[begin Material for this exercise]

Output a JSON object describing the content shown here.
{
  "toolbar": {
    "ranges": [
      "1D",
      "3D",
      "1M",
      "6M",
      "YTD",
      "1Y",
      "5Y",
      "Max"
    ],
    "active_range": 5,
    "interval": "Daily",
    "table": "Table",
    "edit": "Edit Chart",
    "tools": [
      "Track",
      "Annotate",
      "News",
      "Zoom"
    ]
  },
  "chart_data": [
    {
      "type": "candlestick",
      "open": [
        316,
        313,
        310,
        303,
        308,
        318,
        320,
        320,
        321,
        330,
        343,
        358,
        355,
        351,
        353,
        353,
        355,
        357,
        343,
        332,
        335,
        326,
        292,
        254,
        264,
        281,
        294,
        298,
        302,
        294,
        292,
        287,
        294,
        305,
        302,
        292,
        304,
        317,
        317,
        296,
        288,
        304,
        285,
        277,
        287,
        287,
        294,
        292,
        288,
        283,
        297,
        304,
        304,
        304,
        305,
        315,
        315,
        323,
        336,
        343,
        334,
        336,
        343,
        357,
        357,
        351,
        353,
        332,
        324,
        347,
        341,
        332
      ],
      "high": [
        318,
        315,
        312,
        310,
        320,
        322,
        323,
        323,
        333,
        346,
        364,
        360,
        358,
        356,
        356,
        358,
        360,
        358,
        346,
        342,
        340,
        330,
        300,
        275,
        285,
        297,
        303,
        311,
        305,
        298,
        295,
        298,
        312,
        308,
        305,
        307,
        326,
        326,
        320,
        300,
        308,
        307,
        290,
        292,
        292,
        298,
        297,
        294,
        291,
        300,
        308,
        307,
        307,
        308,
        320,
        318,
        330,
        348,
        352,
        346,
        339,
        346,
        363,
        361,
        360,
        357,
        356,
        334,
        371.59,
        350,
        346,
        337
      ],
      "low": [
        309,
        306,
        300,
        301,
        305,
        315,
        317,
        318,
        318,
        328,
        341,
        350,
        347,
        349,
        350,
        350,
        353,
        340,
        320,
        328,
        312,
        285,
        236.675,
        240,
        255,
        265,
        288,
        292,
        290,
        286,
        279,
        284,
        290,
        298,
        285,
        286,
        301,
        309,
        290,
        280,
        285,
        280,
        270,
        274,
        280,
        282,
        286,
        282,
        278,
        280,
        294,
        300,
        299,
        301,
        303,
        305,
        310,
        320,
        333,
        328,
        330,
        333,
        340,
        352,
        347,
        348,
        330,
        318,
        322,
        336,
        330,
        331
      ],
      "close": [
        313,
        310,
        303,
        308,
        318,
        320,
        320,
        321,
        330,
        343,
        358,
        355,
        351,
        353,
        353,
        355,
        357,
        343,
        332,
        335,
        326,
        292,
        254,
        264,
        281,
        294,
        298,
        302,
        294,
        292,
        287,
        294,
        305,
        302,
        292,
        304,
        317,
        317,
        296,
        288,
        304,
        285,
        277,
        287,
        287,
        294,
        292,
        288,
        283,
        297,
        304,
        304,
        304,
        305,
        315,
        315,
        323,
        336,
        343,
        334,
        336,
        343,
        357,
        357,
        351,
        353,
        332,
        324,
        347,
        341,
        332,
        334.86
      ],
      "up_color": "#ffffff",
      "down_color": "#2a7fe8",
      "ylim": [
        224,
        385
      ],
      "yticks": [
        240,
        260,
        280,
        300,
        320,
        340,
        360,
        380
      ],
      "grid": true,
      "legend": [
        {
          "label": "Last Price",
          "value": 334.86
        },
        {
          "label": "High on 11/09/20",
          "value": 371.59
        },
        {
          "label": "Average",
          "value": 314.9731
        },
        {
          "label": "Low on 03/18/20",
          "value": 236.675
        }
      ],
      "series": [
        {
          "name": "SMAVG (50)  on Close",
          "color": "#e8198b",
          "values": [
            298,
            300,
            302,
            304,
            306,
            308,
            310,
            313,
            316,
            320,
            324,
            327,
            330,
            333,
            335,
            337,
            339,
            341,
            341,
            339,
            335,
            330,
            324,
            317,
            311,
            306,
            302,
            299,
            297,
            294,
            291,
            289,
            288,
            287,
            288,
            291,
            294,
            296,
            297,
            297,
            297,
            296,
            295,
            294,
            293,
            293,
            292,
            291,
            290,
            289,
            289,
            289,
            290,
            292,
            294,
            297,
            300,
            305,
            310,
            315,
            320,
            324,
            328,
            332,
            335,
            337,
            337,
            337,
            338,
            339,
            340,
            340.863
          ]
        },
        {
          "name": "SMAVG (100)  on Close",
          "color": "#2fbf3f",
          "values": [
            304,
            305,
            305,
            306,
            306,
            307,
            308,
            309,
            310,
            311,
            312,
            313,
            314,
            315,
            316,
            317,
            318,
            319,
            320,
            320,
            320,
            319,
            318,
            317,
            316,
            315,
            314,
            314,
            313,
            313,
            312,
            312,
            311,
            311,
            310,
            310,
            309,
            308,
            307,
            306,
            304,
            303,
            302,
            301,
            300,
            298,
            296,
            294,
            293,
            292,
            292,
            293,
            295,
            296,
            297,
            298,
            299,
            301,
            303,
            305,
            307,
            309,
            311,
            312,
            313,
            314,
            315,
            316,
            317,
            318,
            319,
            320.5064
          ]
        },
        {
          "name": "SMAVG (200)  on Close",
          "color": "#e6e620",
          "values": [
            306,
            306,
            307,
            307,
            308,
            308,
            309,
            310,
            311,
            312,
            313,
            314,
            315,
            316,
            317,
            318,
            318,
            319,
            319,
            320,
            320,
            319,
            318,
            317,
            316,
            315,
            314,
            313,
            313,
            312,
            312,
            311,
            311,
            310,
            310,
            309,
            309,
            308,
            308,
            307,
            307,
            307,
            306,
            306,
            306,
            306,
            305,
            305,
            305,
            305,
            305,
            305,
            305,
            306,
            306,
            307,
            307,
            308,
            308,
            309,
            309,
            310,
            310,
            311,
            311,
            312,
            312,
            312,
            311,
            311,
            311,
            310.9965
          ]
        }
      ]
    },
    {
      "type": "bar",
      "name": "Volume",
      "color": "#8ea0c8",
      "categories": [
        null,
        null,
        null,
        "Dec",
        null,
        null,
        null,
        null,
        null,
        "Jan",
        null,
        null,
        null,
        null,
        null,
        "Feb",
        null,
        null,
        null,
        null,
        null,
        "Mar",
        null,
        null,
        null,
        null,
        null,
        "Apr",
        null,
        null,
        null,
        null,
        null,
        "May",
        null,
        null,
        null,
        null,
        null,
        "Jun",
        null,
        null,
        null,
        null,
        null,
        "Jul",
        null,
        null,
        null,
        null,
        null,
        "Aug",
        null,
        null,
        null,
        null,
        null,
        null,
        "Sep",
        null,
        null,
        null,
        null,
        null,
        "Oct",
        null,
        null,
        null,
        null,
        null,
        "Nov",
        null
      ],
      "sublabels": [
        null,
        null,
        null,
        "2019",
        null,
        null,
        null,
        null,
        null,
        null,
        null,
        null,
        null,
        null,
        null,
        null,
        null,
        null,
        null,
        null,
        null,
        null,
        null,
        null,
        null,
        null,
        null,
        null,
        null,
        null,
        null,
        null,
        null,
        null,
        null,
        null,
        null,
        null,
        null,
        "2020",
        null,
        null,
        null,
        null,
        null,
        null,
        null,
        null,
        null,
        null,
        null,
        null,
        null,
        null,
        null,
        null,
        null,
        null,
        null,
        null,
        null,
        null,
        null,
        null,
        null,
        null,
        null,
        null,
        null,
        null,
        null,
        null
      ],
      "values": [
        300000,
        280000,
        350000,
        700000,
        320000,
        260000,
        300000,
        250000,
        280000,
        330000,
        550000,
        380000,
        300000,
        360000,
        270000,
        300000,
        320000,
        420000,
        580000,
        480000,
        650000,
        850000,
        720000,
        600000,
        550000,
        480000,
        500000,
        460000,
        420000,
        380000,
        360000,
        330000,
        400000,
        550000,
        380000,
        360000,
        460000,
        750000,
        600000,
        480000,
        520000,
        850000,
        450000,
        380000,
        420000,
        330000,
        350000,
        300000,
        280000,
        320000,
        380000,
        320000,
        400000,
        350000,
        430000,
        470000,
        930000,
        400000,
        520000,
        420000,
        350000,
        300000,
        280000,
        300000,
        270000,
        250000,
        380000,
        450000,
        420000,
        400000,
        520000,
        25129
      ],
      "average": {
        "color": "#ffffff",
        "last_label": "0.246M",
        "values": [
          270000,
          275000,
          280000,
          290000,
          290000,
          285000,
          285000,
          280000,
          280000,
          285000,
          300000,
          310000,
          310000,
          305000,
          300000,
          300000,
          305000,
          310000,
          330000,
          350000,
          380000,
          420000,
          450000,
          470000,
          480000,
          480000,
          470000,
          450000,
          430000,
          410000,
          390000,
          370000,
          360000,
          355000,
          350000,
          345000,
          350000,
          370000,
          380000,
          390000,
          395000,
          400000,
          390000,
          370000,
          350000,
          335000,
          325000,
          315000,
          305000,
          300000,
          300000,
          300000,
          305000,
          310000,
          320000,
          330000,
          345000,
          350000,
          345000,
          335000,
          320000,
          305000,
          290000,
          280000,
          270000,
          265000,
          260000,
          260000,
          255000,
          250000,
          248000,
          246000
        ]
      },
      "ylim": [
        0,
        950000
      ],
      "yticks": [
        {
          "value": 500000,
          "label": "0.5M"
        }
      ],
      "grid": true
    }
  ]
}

[end Material for this exercise]

__To be done__.
Which lines above hold the word "name"? Copy each of them.

__Solution for this task__.
          "name": "SMAVG (50)  on Close",
          "name": "SMAVG (100)  on Close",
          "name": "SMAVG (200)  on Close",
      "name": "Volume",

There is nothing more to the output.